● WHAT TO WORK ON: Scan the records for the word "titanium". Return each line where it is found.

---------- RECORDS SUPPLIED ----------

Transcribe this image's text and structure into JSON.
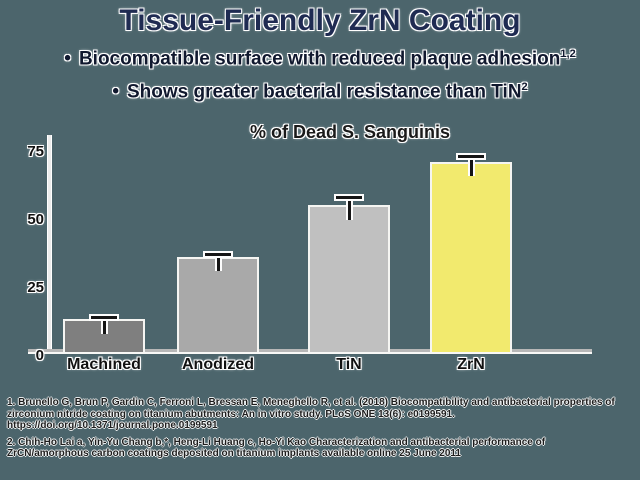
{
  "slide": {
    "title": "Tissue-Friendly ZrN Coating",
    "bullet_char": "•",
    "bullets": [
      {
        "text": "Biocompatible surface with reduced plaque adhesion",
        "sup": "1,2"
      },
      {
        "text": "Shows greater bacterial resistance than TiN",
        "sup": "2"
      }
    ],
    "footnotes": [
      "1. Brunello G, Brun P, Gardin C, Ferroni L, Bressan E, Meneghello R, et al. (2018) Biocompatibility and antibacterial properties of zirconium nitride coating on titanium abutments: An in vitro study. PLoS ONE 13(6): e0199591. https://doi.org/10.1371/journal.pone.0199591",
      "2. Chih-Ho Lai a, Yin-Yu Chang b,*, Heng-Li Huang c, Ho-Yi Kao Characterization and antibacterial performance of ZrCN/amorphous carbon coatings deposited on titanium implants available online 25 June 2011"
    ]
  },
  "colors": {
    "background": "#4c656c",
    "title_text": "#1f2b52",
    "body_text": "#10182e",
    "chart_text": "#111111",
    "highlight_bar": "#f2ea6e"
  },
  "chart_data": {
    "type": "bar",
    "title": "% of Dead S. Sanguinis",
    "categories": [
      "Machined",
      "Anodized",
      "TiN",
      "ZrN"
    ],
    "values": [
      12,
      35,
      54,
      70
    ],
    "errors": [
      2,
      2,
      4,
      3
    ],
    "bar_colors": [
      "#7f7f7f",
      "#a9a9a9",
      "#c0c0c0",
      "#f2ea6e"
    ],
    "xlabel": "",
    "ylabel": "",
    "ylim": [
      0,
      80
    ],
    "yticks": [
      0,
      25,
      50,
      75
    ],
    "grid": false,
    "legend": false
  }
}
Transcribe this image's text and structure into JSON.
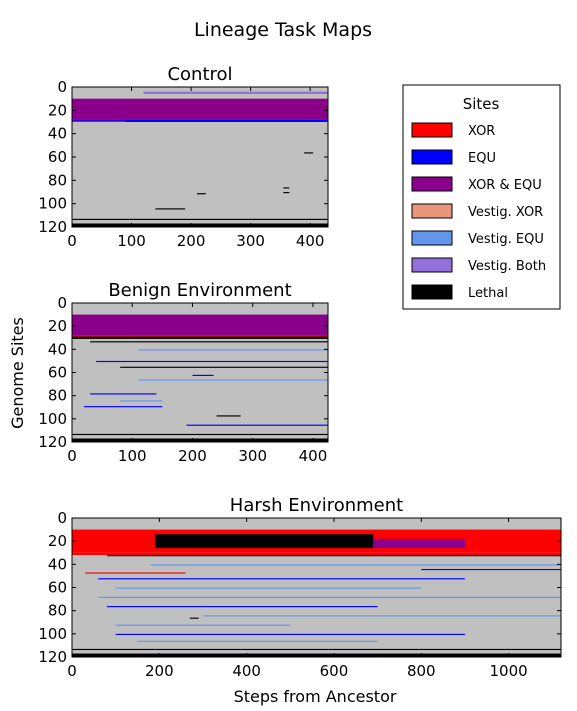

----------

● TASK SOLUTION:
      "1. Brunello G, Brun P, Gardin C, Ferroni L, Bressan E, Meneghello R, et al. (2018) Biocompatibility and antibacterial properties of zirconium nitride coating on titanium abutments: An in vitro study. PLoS ONE 13(6): e0199591. https://doi.org/10.1371/journal.pone.0199591",
      "2. Chih-Ho Lai a, Yin-Yu Chang b,*, Heng-Li Huang c, Ho-Yi Kao Characterization and antibacterial performance of ZrCN/amorphous carbon coatings deposited on titanium implants available online 25 June 2011"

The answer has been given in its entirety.